[JOB] Will you output the entries below exactly, skipping every image they contain?

[RECORDED INFORMATION]
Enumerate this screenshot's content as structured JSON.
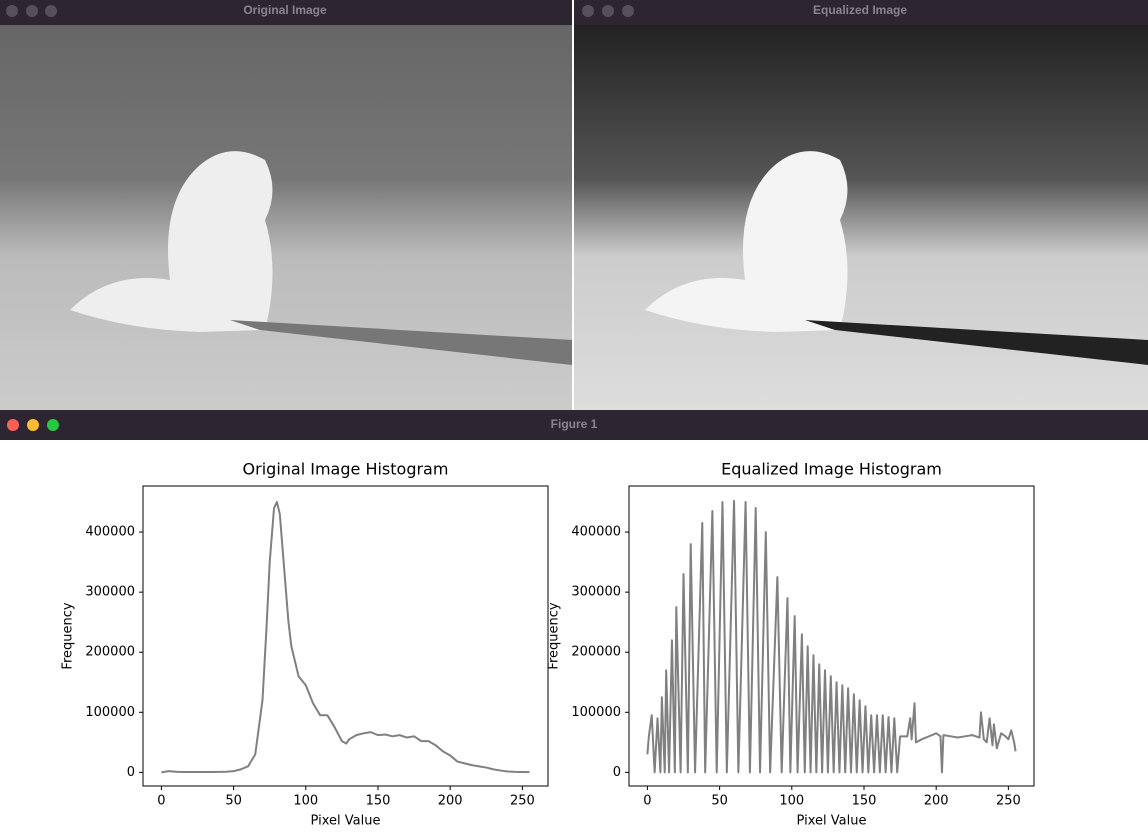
{
  "windows": [
    {
      "title": "Original Image"
    },
    {
      "title": "Equalized Image"
    }
  ],
  "figure_title": "Figure 1",
  "chart_data": [
    {
      "type": "line",
      "title": "Original Image Histogram",
      "xlabel": "Pixel Value",
      "ylabel": "Frequency",
      "color": "#808080",
      "x": [
        0,
        5,
        10,
        15,
        20,
        25,
        30,
        35,
        40,
        45,
        50,
        55,
        60,
        65,
        70,
        73,
        75,
        78,
        80,
        82,
        85,
        88,
        90,
        95,
        100,
        105,
        110,
        115,
        120,
        125,
        128,
        130,
        135,
        140,
        145,
        150,
        155,
        160,
        165,
        170,
        175,
        180,
        185,
        190,
        195,
        200,
        205,
        210,
        215,
        220,
        225,
        230,
        235,
        240,
        245,
        250,
        255
      ],
      "values": [
        0,
        2000,
        1000,
        500,
        500,
        500,
        500,
        500,
        800,
        1000,
        2000,
        5000,
        10000,
        30000,
        120000,
        250000,
        350000,
        440000,
        450000,
        430000,
        340000,
        250000,
        210000,
        160000,
        145000,
        115000,
        95000,
        95000,
        75000,
        52000,
        48000,
        55000,
        62000,
        65000,
        67000,
        62000,
        63000,
        60000,
        62000,
        58000,
        60000,
        52000,
        52000,
        45000,
        35000,
        28000,
        18000,
        15000,
        12000,
        10000,
        8000,
        5000,
        3000,
        1500,
        800,
        500,
        300
      ],
      "xlim": [
        -12.75,
        267.75
      ],
      "xticks": [
        0,
        50,
        100,
        150,
        200,
        250
      ],
      "ylim": [
        -22700,
        476700
      ],
      "yticks": [
        0,
        100000,
        200000,
        300000,
        400000
      ]
    },
    {
      "type": "line",
      "title": "Equalized Image Histogram",
      "xlabel": "Pixel Value",
      "ylabel": "Frequency",
      "color": "#808080",
      "x": [
        0,
        1,
        3,
        5,
        7,
        9,
        10,
        12,
        13,
        15,
        17,
        19,
        20,
        23,
        25,
        28,
        30,
        33,
        38,
        40,
        45,
        48,
        52,
        55,
        60,
        63,
        68,
        71,
        75,
        78,
        82,
        85,
        90,
        93,
        97,
        99,
        102,
        104,
        107,
        109,
        111,
        113,
        115,
        117,
        119,
        121,
        123,
        125,
        127,
        129,
        131,
        133,
        135,
        137,
        139,
        141,
        143,
        145,
        147,
        149,
        151,
        153,
        155,
        157,
        159,
        161,
        163,
        165,
        167,
        169,
        171,
        173,
        175,
        180,
        182,
        183,
        185,
        186,
        190,
        195,
        200,
        203,
        204,
        205,
        210,
        215,
        220,
        225,
        230,
        231,
        233,
        235,
        237,
        239,
        240,
        242,
        245,
        248,
        250,
        252,
        254,
        255
      ],
      "values": [
        30000,
        60000,
        95000,
        0,
        90000,
        0,
        125000,
        0,
        170000,
        0,
        220000,
        0,
        275000,
        0,
        330000,
        0,
        380000,
        0,
        415000,
        0,
        435000,
        0,
        450000,
        0,
        452000,
        0,
        450000,
        0,
        440000,
        0,
        400000,
        0,
        325000,
        0,
        290000,
        0,
        260000,
        0,
        230000,
        0,
        210000,
        0,
        195000,
        0,
        180000,
        0,
        170000,
        0,
        160000,
        0,
        150000,
        0,
        145000,
        0,
        140000,
        0,
        130000,
        0,
        120000,
        0,
        110000,
        0,
        95000,
        0,
        95000,
        0,
        95000,
        0,
        92000,
        0,
        90000,
        0,
        60000,
        60000,
        90000,
        55000,
        115000,
        50000,
        55000,
        60000,
        65000,
        60000,
        0,
        62000,
        60000,
        58000,
        60000,
        62000,
        58000,
        100000,
        55000,
        50000,
        90000,
        45000,
        80000,
        40000,
        65000,
        60000,
        55000,
        70000,
        50000,
        35000
      ],
      "xlim": [
        -12.75,
        267.75
      ],
      "xticks": [
        0,
        50,
        100,
        150,
        200,
        250
      ],
      "ylim": [
        -22700,
        476700
      ],
      "yticks": [
        0,
        100000,
        200000,
        300000,
        400000
      ]
    }
  ]
}
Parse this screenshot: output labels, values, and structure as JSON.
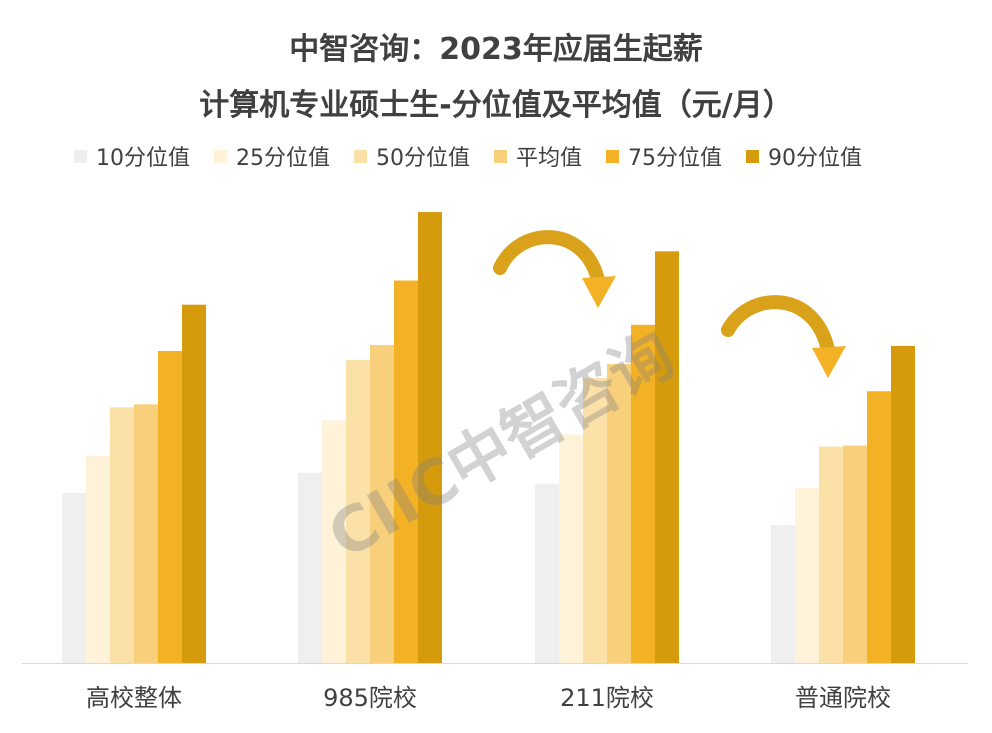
{
  "chart_data": {
    "type": "bar",
    "title_line1": "中智咨询：2023年应届生起薪",
    "title_line2": "计算机专业硕士生-分位值及平均值（元/月）",
    "categories": [
      "高校整体",
      "985院校",
      "211院校",
      "普通院校"
    ],
    "series": [
      {
        "name": "10分位值",
        "color": "#efefef",
        "values": [
          169,
          189,
          178,
          137
        ]
      },
      {
        "name": "25分位值",
        "color": "#fef3d8",
        "values": [
          206,
          241,
          227,
          174
        ]
      },
      {
        "name": "50分位值",
        "color": "#fbe1a8",
        "values": [
          254,
          301,
          283,
          215
        ]
      },
      {
        "name": "平均值",
        "color": "#f8d07c",
        "values": [
          257,
          316,
          297,
          216
        ]
      },
      {
        "name": "75分位值",
        "color": "#f3b126",
        "values": [
          310,
          380,
          336,
          270
        ]
      },
      {
        "name": "90分位值",
        "color": "#d59b0d",
        "values": [
          356,
          448,
          409,
          315
        ]
      }
    ],
    "ylim": [
      0,
      460
    ],
    "grid": false,
    "legend_position": "top",
    "watermark": "CIIC中智咨询"
  }
}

[COMPLETE RESPONSE]
Enumerate this screenshot's content as structured JSON.
{
  "windows": [
    {
      "title": "Original Image"
    },
    {
      "title": "Equalized Image"
    }
  ],
  "figure_title": "Figure 1",
  "chart_data": [
    {
      "type": "line",
      "title": "Original Image Histogram",
      "xlabel": "Pixel Value",
      "ylabel": "Frequency",
      "color": "#808080",
      "x": [
        0,
        5,
        10,
        15,
        20,
        25,
        30,
        35,
        40,
        45,
        50,
        55,
        60,
        65,
        70,
        73,
        75,
        78,
        80,
        82,
        85,
        88,
        90,
        95,
        100,
        105,
        110,
        115,
        120,
        125,
        128,
        130,
        135,
        140,
        145,
        150,
        155,
        160,
        165,
        170,
        175,
        180,
        185,
        190,
        195,
        200,
        205,
        210,
        215,
        220,
        225,
        230,
        235,
        240,
        245,
        250,
        255
      ],
      "values": [
        0,
        2000,
        1000,
        500,
        500,
        500,
        500,
        500,
        800,
        1000,
        2000,
        5000,
        10000,
        30000,
        120000,
        250000,
        350000,
        440000,
        450000,
        430000,
        340000,
        250000,
        210000,
        160000,
        145000,
        115000,
        95000,
        95000,
        75000,
        52000,
        48000,
        55000,
        62000,
        65000,
        67000,
        62000,
        63000,
        60000,
        62000,
        58000,
        60000,
        52000,
        52000,
        45000,
        35000,
        28000,
        18000,
        15000,
        12000,
        10000,
        8000,
        5000,
        3000,
        1500,
        800,
        500,
        300
      ],
      "xlim": [
        -12.75,
        267.75
      ],
      "xticks": [
        0,
        50,
        100,
        150,
        200,
        250
      ],
      "ylim": [
        -22700,
        476700
      ],
      "yticks": [
        0,
        100000,
        200000,
        300000,
        400000
      ]
    },
    {
      "type": "line",
      "title": "Equalized Image Histogram",
      "xlabel": "Pixel Value",
      "ylabel": "Frequency",
      "color": "#808080",
      "x": [
        0,
        1,
        3,
        5,
        7,
        9,
        10,
        12,
        13,
        15,
        17,
        19,
        20,
        23,
        25,
        28,
        30,
        33,
        38,
        40,
        45,
        48,
        52,
        55,
        60,
        63,
        68,
        71,
        75,
        78,
        82,
        85,
        90,
        93,
        97,
        99,
        102,
        104,
        107,
        109,
        111,
        113,
        115,
        117,
        119,
        121,
        123,
        125,
        127,
        129,
        131,
        133,
        135,
        137,
        139,
        141,
        143,
        145,
        147,
        149,
        151,
        153,
        155,
        157,
        159,
        161,
        163,
        165,
        167,
        169,
        171,
        173,
        175,
        180,
        182,
        183,
        185,
        186,
        190,
        195,
        200,
        203,
        204,
        205,
        210,
        215,
        220,
        225,
        230,
        231,
        233,
        235,
        237,
        239,
        240,
        242,
        245,
        248,
        250,
        252,
        254,
        255
      ],
      "values": [
        30000,
        60000,
        95000,
        0,
        90000,
        0,
        125000,
        0,
        170000,
        0,
        220000,
        0,
        275000,
        0,
        330000,
        0,
        380000,
        0,
        415000,
        0,
        435000,
        0,
        450000,
        0,
        452000,
        0,
        450000,
        0,
        440000,
        0,
        400000,
        0,
        325000,
        0,
        290000,
        0,
        260000,
        0,
        230000,
        0,
        210000,
        0,
        195000,
        0,
        180000,
        0,
        170000,
        0,
        160000,
        0,
        150000,
        0,
        145000,
        0,
        140000,
        0,
        130000,
        0,
        120000,
        0,
        110000,
        0,
        95000,
        0,
        95000,
        0,
        95000,
        0,
        92000,
        0,
        90000,
        0,
        60000,
        60000,
        90000,
        55000,
        115000,
        50000,
        55000,
        60000,
        65000,
        60000,
        0,
        62000,
        60000,
        58000,
        60000,
        62000,
        58000,
        100000,
        55000,
        50000,
        90000,
        45000,
        80000,
        40000,
        65000,
        60000,
        55000,
        70000,
        50000,
        35000
      ],
      "xlim": [
        -12.75,
        267.75
      ],
      "xticks": [
        0,
        50,
        100,
        150,
        200,
        250
      ],
      "ylim": [
        -22700,
        476700
      ],
      "yticks": [
        0,
        100000,
        200000,
        300000,
        400000
      ]
    }
  ]
}
Parse this screenshot: output labels, values, and structure as JSON.
{
  "chart_data": {
    "type": "bar",
    "title_line1": "中智咨询：2023年应届生起薪",
    "title_line2": "计算机专业硕士生-分位值及平均值（元/月）",
    "categories": [
      "高校整体",
      "985院校",
      "211院校",
      "普通院校"
    ],
    "series": [
      {
        "name": "10分位值",
        "color": "#efefef",
        "values": [
          169,
          189,
          178,
          137
        ]
      },
      {
        "name": "25分位值",
        "color": "#fef3d8",
        "values": [
          206,
          241,
          227,
          174
        ]
      },
      {
        "name": "50分位值",
        "color": "#fbe1a8",
        "values": [
          254,
          301,
          283,
          215
        ]
      },
      {
        "name": "平均值",
        "color": "#f8d07c",
        "values": [
          257,
          316,
          297,
          216
        ]
      },
      {
        "name": "75分位值",
        "color": "#f3b126",
        "values": [
          310,
          380,
          336,
          270
        ]
      },
      {
        "name": "90分位值",
        "color": "#d59b0d",
        "values": [
          356,
          448,
          409,
          315
        ]
      }
    ],
    "ylim": [
      0,
      460
    ],
    "grid": false,
    "legend_position": "top",
    "watermark": "CIIC中智咨询"
  }
}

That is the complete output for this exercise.